_What you need to do_.
Return the listing below in full, with every line exactly as it is.

_Information given_.
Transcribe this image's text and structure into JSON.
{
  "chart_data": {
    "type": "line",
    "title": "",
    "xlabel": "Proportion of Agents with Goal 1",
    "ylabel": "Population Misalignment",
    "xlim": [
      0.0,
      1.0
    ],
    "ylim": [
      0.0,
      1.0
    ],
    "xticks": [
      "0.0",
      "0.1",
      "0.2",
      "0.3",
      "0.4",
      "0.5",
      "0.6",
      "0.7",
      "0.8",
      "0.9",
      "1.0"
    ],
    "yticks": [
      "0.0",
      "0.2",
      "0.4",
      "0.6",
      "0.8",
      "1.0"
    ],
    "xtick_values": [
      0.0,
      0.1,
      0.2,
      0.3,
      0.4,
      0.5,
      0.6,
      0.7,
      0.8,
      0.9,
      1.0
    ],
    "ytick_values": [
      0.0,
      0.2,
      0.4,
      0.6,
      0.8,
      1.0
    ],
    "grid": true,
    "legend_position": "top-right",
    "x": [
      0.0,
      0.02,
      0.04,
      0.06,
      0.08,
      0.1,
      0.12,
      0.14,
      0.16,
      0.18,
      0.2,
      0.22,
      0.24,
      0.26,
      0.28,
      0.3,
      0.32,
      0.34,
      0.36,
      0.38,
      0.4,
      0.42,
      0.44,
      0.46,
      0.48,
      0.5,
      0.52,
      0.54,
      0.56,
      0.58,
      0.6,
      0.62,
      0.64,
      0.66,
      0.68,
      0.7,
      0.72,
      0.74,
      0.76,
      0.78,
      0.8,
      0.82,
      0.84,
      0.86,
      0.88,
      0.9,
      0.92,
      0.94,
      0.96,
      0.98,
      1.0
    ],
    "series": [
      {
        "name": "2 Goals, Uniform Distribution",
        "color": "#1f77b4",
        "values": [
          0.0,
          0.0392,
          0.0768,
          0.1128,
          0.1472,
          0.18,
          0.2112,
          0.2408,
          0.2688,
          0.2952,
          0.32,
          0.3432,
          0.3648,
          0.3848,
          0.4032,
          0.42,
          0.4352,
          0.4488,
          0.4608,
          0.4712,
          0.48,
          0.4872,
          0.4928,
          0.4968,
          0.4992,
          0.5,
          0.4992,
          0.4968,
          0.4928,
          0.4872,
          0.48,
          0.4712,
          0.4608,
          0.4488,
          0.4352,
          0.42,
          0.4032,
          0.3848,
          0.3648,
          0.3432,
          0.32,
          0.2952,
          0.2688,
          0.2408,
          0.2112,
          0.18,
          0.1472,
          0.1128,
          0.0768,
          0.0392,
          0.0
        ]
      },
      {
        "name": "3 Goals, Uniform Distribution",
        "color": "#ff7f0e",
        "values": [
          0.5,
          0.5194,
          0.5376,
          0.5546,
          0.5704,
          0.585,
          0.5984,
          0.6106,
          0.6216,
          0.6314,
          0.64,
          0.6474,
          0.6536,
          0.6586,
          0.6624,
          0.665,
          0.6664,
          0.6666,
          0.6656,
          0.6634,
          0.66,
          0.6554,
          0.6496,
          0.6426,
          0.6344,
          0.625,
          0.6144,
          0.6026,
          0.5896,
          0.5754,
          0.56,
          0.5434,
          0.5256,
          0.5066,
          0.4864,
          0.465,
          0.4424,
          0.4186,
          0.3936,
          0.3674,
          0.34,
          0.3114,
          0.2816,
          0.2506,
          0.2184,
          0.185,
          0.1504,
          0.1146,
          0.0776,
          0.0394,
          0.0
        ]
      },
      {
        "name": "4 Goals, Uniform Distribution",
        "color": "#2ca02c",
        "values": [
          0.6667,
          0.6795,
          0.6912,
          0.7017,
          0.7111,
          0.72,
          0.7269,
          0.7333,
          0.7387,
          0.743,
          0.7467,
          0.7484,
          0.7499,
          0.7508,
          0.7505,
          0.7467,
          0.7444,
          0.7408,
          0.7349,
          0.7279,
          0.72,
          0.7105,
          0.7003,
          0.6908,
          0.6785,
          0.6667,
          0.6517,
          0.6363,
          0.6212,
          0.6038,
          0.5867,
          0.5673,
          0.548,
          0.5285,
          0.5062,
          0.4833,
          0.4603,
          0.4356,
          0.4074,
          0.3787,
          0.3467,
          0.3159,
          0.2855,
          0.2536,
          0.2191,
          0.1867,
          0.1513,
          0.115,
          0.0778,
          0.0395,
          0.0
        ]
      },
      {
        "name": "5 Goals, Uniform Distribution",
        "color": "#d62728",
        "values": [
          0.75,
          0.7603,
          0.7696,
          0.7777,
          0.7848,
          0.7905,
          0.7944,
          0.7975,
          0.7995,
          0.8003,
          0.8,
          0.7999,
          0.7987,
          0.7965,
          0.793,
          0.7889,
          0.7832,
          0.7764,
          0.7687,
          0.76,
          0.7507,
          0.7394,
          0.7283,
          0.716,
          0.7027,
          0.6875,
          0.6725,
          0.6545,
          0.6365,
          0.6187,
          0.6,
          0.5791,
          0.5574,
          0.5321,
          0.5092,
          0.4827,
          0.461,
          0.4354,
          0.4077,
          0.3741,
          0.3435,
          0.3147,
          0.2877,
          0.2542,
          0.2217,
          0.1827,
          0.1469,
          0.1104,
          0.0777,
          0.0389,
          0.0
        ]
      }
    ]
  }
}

_Solved exercise_.
Transcribe this image's text and structure into JSON.
{
  "chart_data": {
    "type": "line",
    "title": "",
    "xlabel": "Proportion of Agents with Goal 1",
    "ylabel": "Population Misalignment",
    "xlim": [
      0.0,
      1.0
    ],
    "ylim": [
      0.0,
      1.0
    ],
    "xticks": [
      "0.0",
      "0.1",
      "0.2",
      "0.3",
      "0.4",
      "0.5",
      "0.6",
      "0.7",
      "0.8",
      "0.9",
      "1.0"
    ],
    "yticks": [
      "0.0",
      "0.2",
      "0.4",
      "0.6",
      "0.8",
      "1.0"
    ],
    "xtick_values": [
      0.0,
      0.1,
      0.2,
      0.3,
      0.4,
      0.5,
      0.6,
      0.7,
      0.8,
      0.9,
      1.0
    ],
    "ytick_values": [
      0.0,
      0.2,
      0.4,
      0.6,
      0.8,
      1.0
    ],
    "grid": true,
    "legend_position": "top-right",
    "x": [
      0.0,
      0.02,
      0.04,
      0.06,
      0.08,
      0.1,
      0.12,
      0.14,
      0.16,
      0.18,
      0.2,
      0.22,
      0.24,
      0.26,
      0.28,
      0.3,
      0.32,
      0.34,
      0.36,
      0.38,
      0.4,
      0.42,
      0.44,
      0.46,
      0.48,
      0.5,
      0.52,
      0.54,
      0.56,
      0.58,
      0.6,
      0.62,
      0.64,
      0.66,
      0.68,
      0.7,
      0.72,
      0.74,
      0.76,
      0.78,
      0.8,
      0.82,
      0.84,
      0.86,
      0.88,
      0.9,
      0.92,
      0.94,
      0.96,
      0.98,
      1.0
    ],
    "series": [
      {
        "name": "2 Goals, Uniform Distribution",
        "color": "#1f77b4",
        "values": [
          0.0,
          0.0392,
          0.0768,
          0.1128,
          0.1472,
          0.18,
          0.2112,
          0.2408,
          0.2688,
          0.2952,
          0.32,
          0.3432,
          0.3648,
          0.3848,
          0.4032,
          0.42,
          0.4352,
          0.4488,
          0.4608,
          0.4712,
          0.48,
          0.4872,
          0.4928,
          0.4968,
          0.4992,
          0.5,
          0.4992,
          0.4968,
          0.4928,
          0.4872,
          0.48,
          0.4712,
          0.4608,
          0.4488,
          0.4352,
          0.42,
          0.4032,
          0.3848,
          0.3648,
          0.3432,
          0.32,
          0.2952,
          0.2688,
          0.2408,
          0.2112,
          0.18,
          0.1472,
          0.1128,
          0.0768,
          0.0392,
          0.0
        ]
      },
      {
        "name": "3 Goals, Uniform Distribution",
        "color": "#ff7f0e",
        "values": [
          0.5,
          0.5194,
          0.5376,
          0.5546,
          0.5704,
          0.585,
          0.5984,
          0.6106,
          0.6216,
          0.6314,
          0.64,
          0.6474,
          0.6536,
          0.6586,
          0.6624,
          0.665,
          0.6664,
          0.6666,
          0.6656,
          0.6634,
          0.66,
          0.6554,
          0.6496,
          0.6426,
          0.6344,
          0.625,
          0.6144,
          0.6026,
          0.5896,
          0.5754,
          0.56,
          0.5434,
          0.5256,
          0.5066,
          0.4864,
          0.465,
          0.4424,
          0.4186,
          0.3936,
          0.3674,
          0.34,
          0.3114,
          0.2816,
          0.2506,
          0.2184,
          0.185,
          0.1504,
          0.1146,
          0.0776,
          0.0394,
          0.0
        ]
      },
      {
        "name": "4 Goals, Uniform Distribution",
        "color": "#2ca02c",
        "values": [
          0.6667,
          0.6795,
          0.6912,
          0.7017,
          0.7111,
          0.72,
          0.7269,
          0.7333,
          0.7387,
          0.743,
          0.7467,
          0.7484,
          0.7499,
          0.7508,
          0.7505,
          0.7467,
          0.7444,
          0.7408,
          0.7349,
          0.7279,
          0.72,
          0.7105,
          0.7003,
          0.6908,
          0.6785,
          0.6667,
          0.6517,
          0.6363,
          0.6212,
          0.6038,
          0.5867,
          0.5673,
          0.548,
          0.5285,
          0.5062,
          0.4833,
          0.4603,
          0.4356,
          0.4074,
          0.3787,
          0.3467,
          0.3159,
          0.2855,
          0.2536,
          0.2191,
          0.1867,
          0.1513,
          0.115,
          0.0778,
          0.0395,
          0.0
        ]
      },
      {
        "name": "5 Goals, Uniform Distribution",
        "color": "#d62728",
        "values": [
          0.75,
          0.7603,
          0.7696,
          0.7777,
          0.7848,
          0.7905,
          0.7944,
          0.7975,
          0.7995,
          0.8003,
          0.8,
          0.7999,
          0.7987,
          0.7965,
          0.793,
          0.7889,
          0.7832,
          0.7764,
          0.7687,
          0.76,
          0.7507,
          0.7394,
          0.7283,
          0.716,
          0.7027,
          0.6875,
          0.6725,
          0.6545,
          0.6365,
          0.6187,
          0.6,
          0.5791,
          0.5574,
          0.5321,
          0.5092,
          0.4827,
          0.461,
          0.4354,
          0.4077,
          0.3741,
          0.3435,
          0.3147,
          0.2877,
          0.2542,
          0.2217,
          0.1827,
          0.1469,
          0.1104,
          0.0777,
          0.0389,
          0.0
        ]
      }
    ]
  }
}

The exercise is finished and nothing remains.